_What you should do_.
Where a line contains the word "screenshot", copy that line in full.

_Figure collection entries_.
** Start **

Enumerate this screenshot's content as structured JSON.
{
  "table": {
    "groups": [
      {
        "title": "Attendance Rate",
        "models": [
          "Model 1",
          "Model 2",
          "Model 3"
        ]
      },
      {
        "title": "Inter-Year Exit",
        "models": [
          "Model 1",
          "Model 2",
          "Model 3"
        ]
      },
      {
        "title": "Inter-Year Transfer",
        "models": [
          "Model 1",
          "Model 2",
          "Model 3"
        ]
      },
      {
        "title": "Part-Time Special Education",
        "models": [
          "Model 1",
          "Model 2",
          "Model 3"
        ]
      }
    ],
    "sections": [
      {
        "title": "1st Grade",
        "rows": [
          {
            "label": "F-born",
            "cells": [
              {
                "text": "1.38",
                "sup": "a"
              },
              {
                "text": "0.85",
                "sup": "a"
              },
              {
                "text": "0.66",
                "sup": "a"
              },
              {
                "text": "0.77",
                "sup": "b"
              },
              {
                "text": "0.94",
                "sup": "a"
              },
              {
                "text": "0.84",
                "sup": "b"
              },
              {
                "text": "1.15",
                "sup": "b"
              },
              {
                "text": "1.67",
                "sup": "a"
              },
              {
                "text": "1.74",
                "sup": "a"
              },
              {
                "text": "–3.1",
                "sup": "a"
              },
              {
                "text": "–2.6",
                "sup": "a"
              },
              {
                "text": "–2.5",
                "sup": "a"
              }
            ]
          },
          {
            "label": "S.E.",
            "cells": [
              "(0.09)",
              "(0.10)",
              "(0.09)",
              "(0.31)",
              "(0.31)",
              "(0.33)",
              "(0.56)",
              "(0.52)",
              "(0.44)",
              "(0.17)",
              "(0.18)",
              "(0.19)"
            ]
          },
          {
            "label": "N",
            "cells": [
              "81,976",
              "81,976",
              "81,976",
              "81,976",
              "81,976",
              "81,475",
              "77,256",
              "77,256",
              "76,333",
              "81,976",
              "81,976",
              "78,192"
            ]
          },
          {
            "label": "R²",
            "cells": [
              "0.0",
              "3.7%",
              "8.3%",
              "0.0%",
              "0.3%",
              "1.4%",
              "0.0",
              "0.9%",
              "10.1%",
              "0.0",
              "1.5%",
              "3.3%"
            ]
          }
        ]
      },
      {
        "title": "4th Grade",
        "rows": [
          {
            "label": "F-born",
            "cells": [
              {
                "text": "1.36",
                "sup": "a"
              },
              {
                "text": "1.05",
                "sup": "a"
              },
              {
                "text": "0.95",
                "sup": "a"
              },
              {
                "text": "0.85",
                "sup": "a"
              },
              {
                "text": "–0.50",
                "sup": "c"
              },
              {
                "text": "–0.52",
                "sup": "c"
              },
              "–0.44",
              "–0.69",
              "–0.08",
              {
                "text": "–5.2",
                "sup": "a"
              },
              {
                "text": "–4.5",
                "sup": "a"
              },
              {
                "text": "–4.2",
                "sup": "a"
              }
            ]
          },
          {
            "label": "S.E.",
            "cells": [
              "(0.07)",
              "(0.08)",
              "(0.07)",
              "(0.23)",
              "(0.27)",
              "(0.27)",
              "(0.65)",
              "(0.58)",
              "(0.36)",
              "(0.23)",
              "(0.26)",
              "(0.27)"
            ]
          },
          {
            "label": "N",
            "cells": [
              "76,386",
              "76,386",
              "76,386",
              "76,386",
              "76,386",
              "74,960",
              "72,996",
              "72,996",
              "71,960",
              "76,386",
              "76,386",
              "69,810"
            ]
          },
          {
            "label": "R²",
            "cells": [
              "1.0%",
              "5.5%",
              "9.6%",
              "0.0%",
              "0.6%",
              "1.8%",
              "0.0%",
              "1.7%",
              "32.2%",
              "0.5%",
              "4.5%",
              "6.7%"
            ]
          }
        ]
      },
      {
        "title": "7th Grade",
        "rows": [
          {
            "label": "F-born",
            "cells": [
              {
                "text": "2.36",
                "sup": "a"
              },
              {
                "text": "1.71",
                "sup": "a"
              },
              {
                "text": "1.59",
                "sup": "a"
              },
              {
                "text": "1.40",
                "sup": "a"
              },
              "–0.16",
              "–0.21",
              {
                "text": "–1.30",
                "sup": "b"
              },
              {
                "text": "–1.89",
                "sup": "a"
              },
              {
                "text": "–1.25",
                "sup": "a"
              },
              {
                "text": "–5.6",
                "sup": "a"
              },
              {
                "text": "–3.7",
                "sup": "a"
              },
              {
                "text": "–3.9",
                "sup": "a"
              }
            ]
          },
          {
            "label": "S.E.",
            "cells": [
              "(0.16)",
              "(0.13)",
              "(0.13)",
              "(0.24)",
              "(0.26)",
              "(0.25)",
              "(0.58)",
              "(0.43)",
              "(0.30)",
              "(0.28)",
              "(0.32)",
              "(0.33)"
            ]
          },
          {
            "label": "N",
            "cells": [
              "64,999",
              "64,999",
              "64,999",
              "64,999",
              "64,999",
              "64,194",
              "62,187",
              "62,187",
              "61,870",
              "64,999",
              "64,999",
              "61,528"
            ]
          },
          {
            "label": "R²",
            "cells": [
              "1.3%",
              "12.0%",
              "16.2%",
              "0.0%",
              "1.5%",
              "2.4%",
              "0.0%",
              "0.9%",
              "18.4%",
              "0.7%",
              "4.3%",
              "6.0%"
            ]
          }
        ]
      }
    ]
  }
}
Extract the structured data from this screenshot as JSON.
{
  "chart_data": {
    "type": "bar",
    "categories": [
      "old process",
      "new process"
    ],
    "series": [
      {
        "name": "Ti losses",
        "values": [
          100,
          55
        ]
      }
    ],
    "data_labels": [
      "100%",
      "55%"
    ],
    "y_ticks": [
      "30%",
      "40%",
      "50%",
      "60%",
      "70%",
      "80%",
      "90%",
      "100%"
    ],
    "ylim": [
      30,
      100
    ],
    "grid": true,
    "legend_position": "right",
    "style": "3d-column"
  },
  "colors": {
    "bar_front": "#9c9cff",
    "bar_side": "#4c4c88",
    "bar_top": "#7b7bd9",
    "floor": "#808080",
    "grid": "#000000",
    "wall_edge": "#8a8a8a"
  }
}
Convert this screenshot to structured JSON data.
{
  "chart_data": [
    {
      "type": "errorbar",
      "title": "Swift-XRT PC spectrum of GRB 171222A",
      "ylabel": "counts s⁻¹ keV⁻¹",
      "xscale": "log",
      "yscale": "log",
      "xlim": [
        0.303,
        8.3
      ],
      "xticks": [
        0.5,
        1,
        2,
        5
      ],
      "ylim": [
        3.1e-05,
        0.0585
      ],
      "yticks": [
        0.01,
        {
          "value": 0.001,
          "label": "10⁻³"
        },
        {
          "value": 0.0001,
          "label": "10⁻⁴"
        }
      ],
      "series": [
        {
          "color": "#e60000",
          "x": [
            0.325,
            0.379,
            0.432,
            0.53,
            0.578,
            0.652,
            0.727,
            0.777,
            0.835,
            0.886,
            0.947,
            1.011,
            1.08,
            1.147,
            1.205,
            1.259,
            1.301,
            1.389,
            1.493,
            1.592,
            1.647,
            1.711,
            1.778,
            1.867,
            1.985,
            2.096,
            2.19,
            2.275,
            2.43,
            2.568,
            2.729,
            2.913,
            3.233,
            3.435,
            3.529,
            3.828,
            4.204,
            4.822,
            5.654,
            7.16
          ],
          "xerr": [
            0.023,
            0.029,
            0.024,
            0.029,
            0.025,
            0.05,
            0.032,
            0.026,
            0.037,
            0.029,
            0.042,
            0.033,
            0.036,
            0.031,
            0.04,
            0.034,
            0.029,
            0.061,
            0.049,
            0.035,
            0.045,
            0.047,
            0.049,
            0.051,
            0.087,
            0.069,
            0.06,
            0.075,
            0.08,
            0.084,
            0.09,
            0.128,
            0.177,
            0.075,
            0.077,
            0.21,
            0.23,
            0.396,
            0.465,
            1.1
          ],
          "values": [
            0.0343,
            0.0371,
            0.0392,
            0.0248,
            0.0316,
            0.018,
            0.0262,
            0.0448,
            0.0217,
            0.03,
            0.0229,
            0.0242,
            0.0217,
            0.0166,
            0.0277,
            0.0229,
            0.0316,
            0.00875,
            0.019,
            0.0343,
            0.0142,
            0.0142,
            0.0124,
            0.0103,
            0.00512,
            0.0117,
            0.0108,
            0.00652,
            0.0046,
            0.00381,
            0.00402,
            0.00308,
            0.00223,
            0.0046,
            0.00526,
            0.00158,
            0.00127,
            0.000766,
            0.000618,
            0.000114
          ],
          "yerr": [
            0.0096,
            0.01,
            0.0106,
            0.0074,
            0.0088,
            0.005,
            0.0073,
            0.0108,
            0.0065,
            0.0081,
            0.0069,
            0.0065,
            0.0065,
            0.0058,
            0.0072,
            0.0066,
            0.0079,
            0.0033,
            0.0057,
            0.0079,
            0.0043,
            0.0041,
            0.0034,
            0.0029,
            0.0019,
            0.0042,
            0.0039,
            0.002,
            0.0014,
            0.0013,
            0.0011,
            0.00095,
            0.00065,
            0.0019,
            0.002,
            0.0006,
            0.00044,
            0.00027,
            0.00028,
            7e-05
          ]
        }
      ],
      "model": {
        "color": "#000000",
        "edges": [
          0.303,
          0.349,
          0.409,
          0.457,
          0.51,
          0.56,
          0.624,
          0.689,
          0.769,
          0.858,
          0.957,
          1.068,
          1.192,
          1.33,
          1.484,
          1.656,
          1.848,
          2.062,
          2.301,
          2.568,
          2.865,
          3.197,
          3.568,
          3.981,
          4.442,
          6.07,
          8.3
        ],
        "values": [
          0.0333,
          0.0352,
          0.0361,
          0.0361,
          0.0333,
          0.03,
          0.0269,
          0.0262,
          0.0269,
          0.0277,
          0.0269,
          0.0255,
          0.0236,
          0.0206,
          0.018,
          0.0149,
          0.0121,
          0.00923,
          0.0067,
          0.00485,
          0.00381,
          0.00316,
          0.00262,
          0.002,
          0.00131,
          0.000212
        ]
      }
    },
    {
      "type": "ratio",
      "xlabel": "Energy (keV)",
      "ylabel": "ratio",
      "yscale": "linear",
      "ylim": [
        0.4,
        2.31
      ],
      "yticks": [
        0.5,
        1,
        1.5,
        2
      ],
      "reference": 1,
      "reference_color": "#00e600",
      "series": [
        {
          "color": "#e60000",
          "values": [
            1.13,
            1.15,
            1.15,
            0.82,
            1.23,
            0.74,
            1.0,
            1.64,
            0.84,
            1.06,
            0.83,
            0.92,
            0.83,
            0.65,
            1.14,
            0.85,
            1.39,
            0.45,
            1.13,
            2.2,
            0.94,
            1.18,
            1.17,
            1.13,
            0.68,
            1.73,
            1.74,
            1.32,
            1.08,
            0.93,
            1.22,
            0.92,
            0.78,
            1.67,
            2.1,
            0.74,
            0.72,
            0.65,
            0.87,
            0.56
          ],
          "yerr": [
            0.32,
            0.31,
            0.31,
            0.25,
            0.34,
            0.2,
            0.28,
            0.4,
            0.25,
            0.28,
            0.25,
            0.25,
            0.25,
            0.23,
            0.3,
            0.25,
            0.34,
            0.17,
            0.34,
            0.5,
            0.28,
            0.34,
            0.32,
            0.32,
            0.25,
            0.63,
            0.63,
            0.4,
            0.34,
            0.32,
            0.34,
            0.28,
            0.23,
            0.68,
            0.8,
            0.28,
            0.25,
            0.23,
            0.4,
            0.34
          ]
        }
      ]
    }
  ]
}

** End **

_Problem solution_.
Enumerate this screenshot's content as structured JSON.
Extract the structured data from this screenshot as JSON.
Convert this screenshot to structured JSON data.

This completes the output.